**GIVEN EXERCISE**
Print out every record exactly as it appears.

Stored data
+++

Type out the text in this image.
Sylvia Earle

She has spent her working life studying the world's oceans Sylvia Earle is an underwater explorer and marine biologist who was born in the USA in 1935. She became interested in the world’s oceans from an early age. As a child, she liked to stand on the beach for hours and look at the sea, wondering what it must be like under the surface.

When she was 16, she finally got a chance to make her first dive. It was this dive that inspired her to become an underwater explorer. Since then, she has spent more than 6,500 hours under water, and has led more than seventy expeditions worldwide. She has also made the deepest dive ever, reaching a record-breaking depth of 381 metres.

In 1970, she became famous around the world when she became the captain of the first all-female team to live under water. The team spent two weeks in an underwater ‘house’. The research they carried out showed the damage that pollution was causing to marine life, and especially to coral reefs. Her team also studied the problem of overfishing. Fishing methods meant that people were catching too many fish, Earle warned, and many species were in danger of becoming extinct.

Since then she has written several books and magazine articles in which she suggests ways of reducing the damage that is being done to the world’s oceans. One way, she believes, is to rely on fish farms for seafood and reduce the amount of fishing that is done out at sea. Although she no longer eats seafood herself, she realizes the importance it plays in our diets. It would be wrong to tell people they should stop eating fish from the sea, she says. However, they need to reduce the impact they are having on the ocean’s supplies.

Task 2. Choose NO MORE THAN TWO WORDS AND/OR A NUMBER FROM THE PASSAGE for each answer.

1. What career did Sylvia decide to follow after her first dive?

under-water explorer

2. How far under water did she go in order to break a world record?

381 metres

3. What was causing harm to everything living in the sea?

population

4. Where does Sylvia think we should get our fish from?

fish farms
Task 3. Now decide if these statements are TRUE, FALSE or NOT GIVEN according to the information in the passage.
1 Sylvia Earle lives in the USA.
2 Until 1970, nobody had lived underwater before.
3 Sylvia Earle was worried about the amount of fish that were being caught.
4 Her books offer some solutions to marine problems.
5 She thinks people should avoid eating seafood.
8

+++

**ANSWER TO THE PROBLEM**
Type out the text in this image.
Sylvia Earle

She has spent her working life studying the world's oceans Sylvia Earle is an underwater explorer and marine biologist who was born in the USA in 1935. She became interested in the world’s oceans from an early age. As a child, she liked to stand on the beach for hours and look at the sea, wondering what it must be like under the surface.

When she was 16, she finally got a chance to make her first dive. It was this dive that inspired her to become an underwater explorer. Since then, she has spent more than 6,500 hours under water, and has led more than seventy expeditions worldwide. She has also made the deepest dive ever, reaching a record-breaking depth of 381 metres.

In 1970, she became famous around the world when she became the captain of the first all-female team to live under water. The team spent two weeks in an underwater ‘house’. The research they carried out showed the damage that pollution was causing to marine life, and especially to coral reefs. Her team also studied the problem of overfishing. Fishing methods meant that people were catching too many fish, Earle warned, and many species were in danger of becoming extinct.

Since then she has written several books and magazine articles in which she suggests ways of reducing the damage that is being done to the world’s oceans. One way, she believes, is to rely on fish farms for seafood and reduce the amount of fishing that is done out at sea. Although she no longer eats seafood herself, she realizes the importance it plays in our diets. It would be wrong to tell people they should stop eating fish from the sea, she says. However, they need to reduce the impact they are having on the ocean’s supplies.

Task 2. Choose NO MORE THAN TWO WORDS AND/OR A NUMBER FROM THE PASSAGE for each answer.

1. What career did Sylvia decide to follow after her first dive?

under-water explorer

2. How far under water did she go in order to break a world record?

381 metres

3. What was causing harm to everything living in the sea?

population

4. Where does Sylvia think we should get our fish from?

fish farms
Task 3. Now decide if these statements are TRUE, FALSE or NOT GIVEN according to the information in the passage.
1 Sylvia Earle lives in the USA.
2 Until 1970, nobody had lived underwater before.
3 Sylvia Earle was worried about the amount of fish that were being caught.
4 Her books offer some solutions to marine problems.
5 She thinks people should avoid eating seafood.
8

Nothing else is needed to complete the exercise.